## [Exercise description]
Would you write out the entries below, every one of them, exactly?

## [Exercise inputs]
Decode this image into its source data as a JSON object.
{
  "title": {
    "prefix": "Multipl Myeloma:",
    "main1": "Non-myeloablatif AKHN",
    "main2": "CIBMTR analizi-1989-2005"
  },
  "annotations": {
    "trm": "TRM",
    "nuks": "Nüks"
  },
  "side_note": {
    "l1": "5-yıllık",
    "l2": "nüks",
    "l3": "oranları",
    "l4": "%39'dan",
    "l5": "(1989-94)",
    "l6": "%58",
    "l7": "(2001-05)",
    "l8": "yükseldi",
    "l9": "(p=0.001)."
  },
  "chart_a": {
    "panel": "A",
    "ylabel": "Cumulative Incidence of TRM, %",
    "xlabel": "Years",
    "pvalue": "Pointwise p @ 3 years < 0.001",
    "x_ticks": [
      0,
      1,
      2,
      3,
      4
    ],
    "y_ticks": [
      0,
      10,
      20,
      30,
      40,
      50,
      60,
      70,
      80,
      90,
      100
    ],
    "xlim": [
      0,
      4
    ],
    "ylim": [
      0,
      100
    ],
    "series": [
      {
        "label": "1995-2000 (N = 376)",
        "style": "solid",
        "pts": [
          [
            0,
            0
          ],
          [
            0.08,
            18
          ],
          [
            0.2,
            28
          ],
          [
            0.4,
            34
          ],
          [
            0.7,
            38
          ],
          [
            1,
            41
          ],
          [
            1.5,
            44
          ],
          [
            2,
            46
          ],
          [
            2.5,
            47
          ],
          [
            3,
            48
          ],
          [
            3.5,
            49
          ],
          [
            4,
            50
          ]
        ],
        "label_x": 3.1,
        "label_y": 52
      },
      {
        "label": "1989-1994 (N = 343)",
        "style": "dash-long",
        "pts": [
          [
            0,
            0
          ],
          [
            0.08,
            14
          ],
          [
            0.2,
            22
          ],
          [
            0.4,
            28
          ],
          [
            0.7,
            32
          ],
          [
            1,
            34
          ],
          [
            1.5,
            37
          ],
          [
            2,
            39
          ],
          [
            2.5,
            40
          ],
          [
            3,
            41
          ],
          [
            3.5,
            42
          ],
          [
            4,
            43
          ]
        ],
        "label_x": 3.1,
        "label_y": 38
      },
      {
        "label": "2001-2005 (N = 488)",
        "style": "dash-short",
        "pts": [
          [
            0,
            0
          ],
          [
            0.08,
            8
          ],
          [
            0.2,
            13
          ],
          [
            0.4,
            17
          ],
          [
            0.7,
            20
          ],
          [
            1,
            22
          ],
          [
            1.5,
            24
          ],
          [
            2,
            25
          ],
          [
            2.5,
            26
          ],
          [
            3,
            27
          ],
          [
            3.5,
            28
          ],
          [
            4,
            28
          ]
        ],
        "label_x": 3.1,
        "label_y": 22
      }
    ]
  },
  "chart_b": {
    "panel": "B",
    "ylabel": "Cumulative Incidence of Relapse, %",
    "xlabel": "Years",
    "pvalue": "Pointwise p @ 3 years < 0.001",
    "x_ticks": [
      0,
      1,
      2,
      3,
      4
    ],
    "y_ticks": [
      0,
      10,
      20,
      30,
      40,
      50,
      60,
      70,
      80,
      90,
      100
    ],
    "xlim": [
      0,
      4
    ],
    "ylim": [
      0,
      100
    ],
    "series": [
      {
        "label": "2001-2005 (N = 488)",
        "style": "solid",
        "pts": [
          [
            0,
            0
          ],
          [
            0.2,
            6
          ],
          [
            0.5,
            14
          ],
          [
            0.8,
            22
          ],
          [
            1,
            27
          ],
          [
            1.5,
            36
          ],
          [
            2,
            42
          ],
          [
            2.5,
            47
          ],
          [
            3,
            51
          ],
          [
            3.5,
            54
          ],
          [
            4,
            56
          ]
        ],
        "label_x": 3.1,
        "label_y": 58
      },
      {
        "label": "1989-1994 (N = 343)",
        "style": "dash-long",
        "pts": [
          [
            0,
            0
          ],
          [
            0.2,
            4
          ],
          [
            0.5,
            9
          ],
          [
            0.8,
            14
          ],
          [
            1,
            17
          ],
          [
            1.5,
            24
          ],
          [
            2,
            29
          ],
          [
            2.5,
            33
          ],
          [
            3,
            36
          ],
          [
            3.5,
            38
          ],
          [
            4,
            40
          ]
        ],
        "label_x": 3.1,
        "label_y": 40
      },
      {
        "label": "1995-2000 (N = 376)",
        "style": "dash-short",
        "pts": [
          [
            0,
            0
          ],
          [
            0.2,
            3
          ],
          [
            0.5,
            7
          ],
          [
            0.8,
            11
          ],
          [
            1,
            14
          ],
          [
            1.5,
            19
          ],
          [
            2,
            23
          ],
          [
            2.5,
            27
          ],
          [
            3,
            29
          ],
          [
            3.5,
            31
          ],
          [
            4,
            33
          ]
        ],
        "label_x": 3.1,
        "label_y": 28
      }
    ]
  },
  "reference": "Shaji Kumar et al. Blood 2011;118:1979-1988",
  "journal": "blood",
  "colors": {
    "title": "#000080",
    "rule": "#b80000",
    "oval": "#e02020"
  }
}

## [Response for this exercise]
Decode this image into its source data as a JSON object.
{
  "title": {
    "prefix": "Multipl Myeloma:",
    "main1": "Non-myeloablatif AKHN",
    "main2": "CIBMTR analizi-1989-2005"
  },
  "annotations": {
    "trm": "TRM",
    "nuks": "Nüks"
  },
  "side_note": {
    "l1": "5-yıllık",
    "l2": "nüks",
    "l3": "oranları",
    "l4": "%39'dan",
    "l5": "(1989-94)",
    "l6": "%58",
    "l7": "(2001-05)",
    "l8": "yükseldi",
    "l9": "(p=0.001)."
  },
  "chart_a": {
    "panel": "A",
    "ylabel": "Cumulative Incidence of TRM, %",
    "xlabel": "Years",
    "pvalue": "Pointwise p @ 3 years < 0.001",
    "x_ticks": [
      0,
      1,
      2,
      3,
      4
    ],
    "y_ticks": [
      0,
      10,
      20,
      30,
      40,
      50,
      60,
      70,
      80,
      90,
      100
    ],
    "xlim": [
      0,
      4
    ],
    "ylim": [
      0,
      100
    ],
    "series": [
      {
        "label": "1995-2000 (N = 376)",
        "style": "solid",
        "pts": [
          [
            0,
            0
          ],
          [
            0.08,
            18
          ],
          [
            0.2,
            28
          ],
          [
            0.4,
            34
          ],
          [
            0.7,
            38
          ],
          [
            1,
            41
          ],
          [
            1.5,
            44
          ],
          [
            2,
            46
          ],
          [
            2.5,
            47
          ],
          [
            3,
            48
          ],
          [
            3.5,
            49
          ],
          [
            4,
            50
          ]
        ],
        "label_x": 3.1,
        "label_y": 52
      },
      {
        "label": "1989-1994 (N = 343)",
        "style": "dash-long",
        "pts": [
          [
            0,
            0
          ],
          [
            0.08,
            14
          ],
          [
            0.2,
            22
          ],
          [
            0.4,
            28
          ],
          [
            0.7,
            32
          ],
          [
            1,
            34
          ],
          [
            1.5,
            37
          ],
          [
            2,
            39
          ],
          [
            2.5,
            40
          ],
          [
            3,
            41
          ],
          [
            3.5,
            42
          ],
          [
            4,
            43
          ]
        ],
        "label_x": 3.1,
        "label_y": 38
      },
      {
        "label": "2001-2005 (N = 488)",
        "style": "dash-short",
        "pts": [
          [
            0,
            0
          ],
          [
            0.08,
            8
          ],
          [
            0.2,
            13
          ],
          [
            0.4,
            17
          ],
          [
            0.7,
            20
          ],
          [
            1,
            22
          ],
          [
            1.5,
            24
          ],
          [
            2,
            25
          ],
          [
            2.5,
            26
          ],
          [
            3,
            27
          ],
          [
            3.5,
            28
          ],
          [
            4,
            28
          ]
        ],
        "label_x": 3.1,
        "label_y": 22
      }
    ]
  },
  "chart_b": {
    "panel": "B",
    "ylabel": "Cumulative Incidence of Relapse, %",
    "xlabel": "Years",
    "pvalue": "Pointwise p @ 3 years < 0.001",
    "x_ticks": [
      0,
      1,
      2,
      3,
      4
    ],
    "y_ticks": [
      0,
      10,
      20,
      30,
      40,
      50,
      60,
      70,
      80,
      90,
      100
    ],
    "xlim": [
      0,
      4
    ],
    "ylim": [
      0,
      100
    ],
    "series": [
      {
        "label": "2001-2005 (N = 488)",
        "style": "solid",
        "pts": [
          [
            0,
            0
          ],
          [
            0.2,
            6
          ],
          [
            0.5,
            14
          ],
          [
            0.8,
            22
          ],
          [
            1,
            27
          ],
          [
            1.5,
            36
          ],
          [
            2,
            42
          ],
          [
            2.5,
            47
          ],
          [
            3,
            51
          ],
          [
            3.5,
            54
          ],
          [
            4,
            56
          ]
        ],
        "label_x": 3.1,
        "label_y": 58
      },
      {
        "label": "1989-1994 (N = 343)",
        "style": "dash-long",
        "pts": [
          [
            0,
            0
          ],
          [
            0.2,
            4
          ],
          [
            0.5,
            9
          ],
          [
            0.8,
            14
          ],
          [
            1,
            17
          ],
          [
            1.5,
            24
          ],
          [
            2,
            29
          ],
          [
            2.5,
            33
          ],
          [
            3,
            36
          ],
          [
            3.5,
            38
          ],
          [
            4,
            40
          ]
        ],
        "label_x": 3.1,
        "label_y": 40
      },
      {
        "label": "1995-2000 (N = 376)",
        "style": "dash-short",
        "pts": [
          [
            0,
            0
          ],
          [
            0.2,
            3
          ],
          [
            0.5,
            7
          ],
          [
            0.8,
            11
          ],
          [
            1,
            14
          ],
          [
            1.5,
            19
          ],
          [
            2,
            23
          ],
          [
            2.5,
            27
          ],
          [
            3,
            29
          ],
          [
            3.5,
            31
          ],
          [
            4,
            33
          ]
        ],
        "label_x": 3.1,
        "label_y": 28
      }
    ]
  },
  "reference": "Shaji Kumar et al. Blood 2011;118:1979-1988",
  "journal": "blood",
  "colors": {
    "title": "#000080",
    "rule": "#b80000",
    "oval": "#e02020"
  }
}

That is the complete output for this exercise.